Given passage.
◇ ◇ ◇ ◇

The ancestors are banned. The ancestors are not allowed in Processing on account of the riots. We don’t go into detail about what happened, but sometimes when the newly dead met the long since past, it didn’t always go so well. So there is this separation, even within this moment in a human’s life.
And you are not given all the answers. You’re not given a condo. You know, Edie says we are godless, but not unholy. Your location is within the universe. So there’s a big kind of milky, glassy floor underneath everybody, and that’s the floor of trapped souls. That’s people that weren’t able to pass, and they’re down in this very dense looking, milky, cloudy kind of floor. But at nighttime, the floor clears, and you see our universe, you see our solar system, and you see Earth below you looking as utterly stunning as it ever could.
So the backdrop is completely beautiful, and that’s the sweetener for the newly dead. That’s the moment where Processing quietens down and people begin to feel connected to themselves, to each other. They experience what astronauts call the overview effect.
So when astronauts go into space and they see the Earth for the first time from space, they experience this thing called the overview effect that apparently is so profoundly life-altering that once you’ve seen it, you’re never the same again.

◇ ◇ ◇ ◇

Supplied records.

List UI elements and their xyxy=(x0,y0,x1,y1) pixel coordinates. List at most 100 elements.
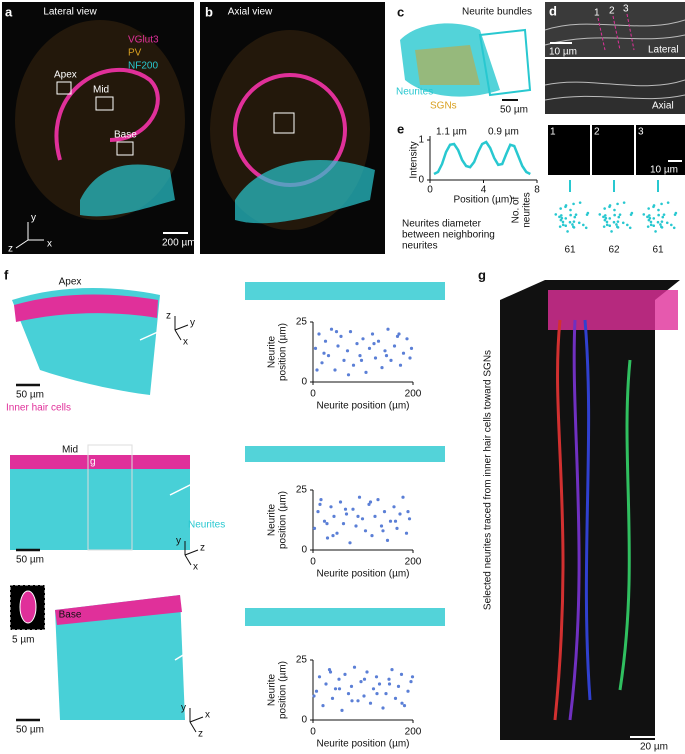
point xyxy=(382,510,387,514)
neurite-dot xyxy=(647,207,650,210)
note: between neighboring xyxy=(402,230,495,241)
point xyxy=(365,670,369,674)
point xyxy=(398,512,402,516)
point xyxy=(385,538,390,543)
cut-line xyxy=(612,15,621,51)
count: 61 xyxy=(652,245,664,256)
view-title: Axial view xyxy=(228,7,273,18)
point xyxy=(351,363,356,367)
section xyxy=(636,125,685,175)
point xyxy=(337,687,342,691)
label: 1 xyxy=(594,8,600,19)
roi-box xyxy=(95,96,114,111)
neurite-dot xyxy=(622,201,626,204)
neurite-dot xyxy=(616,220,620,223)
label: y xyxy=(190,318,195,329)
label: y xyxy=(31,213,36,224)
point xyxy=(333,687,338,691)
neurite-dot xyxy=(654,230,657,233)
panel-letter: b xyxy=(205,4,213,19)
neurite-dot xyxy=(605,220,609,224)
neurite-dot xyxy=(602,225,606,228)
scale-label: 50 µm xyxy=(500,105,528,116)
label: z xyxy=(8,244,13,255)
neurite-dot xyxy=(561,220,565,224)
y-tick-label: 1 xyxy=(418,135,424,146)
vertical-label: Selected neurites traced from inner hair… xyxy=(483,350,494,610)
scale-label: 10 µm xyxy=(650,165,678,176)
point xyxy=(313,346,318,350)
legend-entry: NF200 xyxy=(128,61,158,72)
scale-label: 50 µm xyxy=(16,725,44,736)
nerve xyxy=(80,164,175,217)
neurite-dot xyxy=(559,214,563,217)
panel-letter: a xyxy=(5,4,13,19)
neurite-dot xyxy=(564,205,567,209)
point xyxy=(335,531,339,535)
neurite-dot xyxy=(673,213,677,216)
x-tick-label: 0 xyxy=(310,727,316,738)
trace xyxy=(568,319,581,721)
point xyxy=(351,507,355,511)
strip xyxy=(245,608,445,626)
trace xyxy=(553,319,565,721)
scale-label: 50 µm xyxy=(16,555,44,566)
point xyxy=(317,675,322,679)
ihc-band xyxy=(55,595,182,625)
point xyxy=(404,531,409,535)
label: Lateral xyxy=(648,45,679,56)
point xyxy=(377,682,382,686)
point xyxy=(312,526,317,531)
neurite-dot xyxy=(603,218,607,222)
point xyxy=(360,517,365,521)
neurite-dot xyxy=(603,207,606,210)
nerve xyxy=(235,160,375,224)
point xyxy=(329,327,334,331)
y-axis-label: Intensity xyxy=(409,141,420,178)
neurite-dot xyxy=(569,213,572,217)
neurite-dot xyxy=(647,214,651,217)
point xyxy=(316,510,320,514)
neurite-dot xyxy=(629,213,633,216)
point xyxy=(340,708,344,713)
neurite-dot xyxy=(561,223,565,227)
label: 3 xyxy=(623,4,629,15)
point xyxy=(354,524,358,528)
neurite-dot xyxy=(573,215,577,219)
point xyxy=(349,684,354,689)
neurite-dot xyxy=(618,213,622,216)
y-tick-label: 0 xyxy=(301,377,307,388)
legend-entry: VGlut3 xyxy=(128,35,159,46)
point xyxy=(344,512,349,516)
neurite-dot xyxy=(617,215,621,219)
point xyxy=(408,356,412,360)
axis-triad xyxy=(189,708,204,733)
point xyxy=(329,505,333,509)
point xyxy=(373,514,377,519)
neurite-dot xyxy=(572,225,575,229)
y-tick-label: 25 xyxy=(296,485,308,496)
cut-line xyxy=(597,17,606,51)
point xyxy=(367,502,371,506)
neurite-dot xyxy=(558,215,561,219)
strip xyxy=(245,446,445,462)
point xyxy=(362,677,367,681)
neurite-dot xyxy=(647,218,651,222)
neurite-dot xyxy=(649,223,653,227)
label: g xyxy=(90,457,96,468)
neurite-dot xyxy=(613,208,616,212)
panel-letter: f xyxy=(4,267,9,282)
point xyxy=(374,675,379,679)
scale-label: 5 µm xyxy=(12,635,34,646)
point xyxy=(376,498,380,502)
point xyxy=(346,373,351,377)
neurite-dot xyxy=(652,224,656,228)
point xyxy=(400,701,404,705)
neurite-dot xyxy=(661,215,665,219)
trace xyxy=(618,359,632,691)
label: 1 xyxy=(550,127,556,138)
neurite-dot xyxy=(626,223,629,227)
neurite-dot xyxy=(572,220,576,223)
image-g xyxy=(500,280,680,740)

◇ ◇ ◇ ◇

What you are asked to do.
Please answer these questions using the passage about Processing above:
1. On what account are the ancestors not allowed in Processing?
2. What does the milky, glassy floor underneath everybody hold?
3. What do people experience once Processing quietens down, according to the passage?

Task answer.
1. They are not allowed on account of the riots.
2. It is the floor of trapped souls: people who weren't able to pass.
3. They experience what astronauts call the overview effect.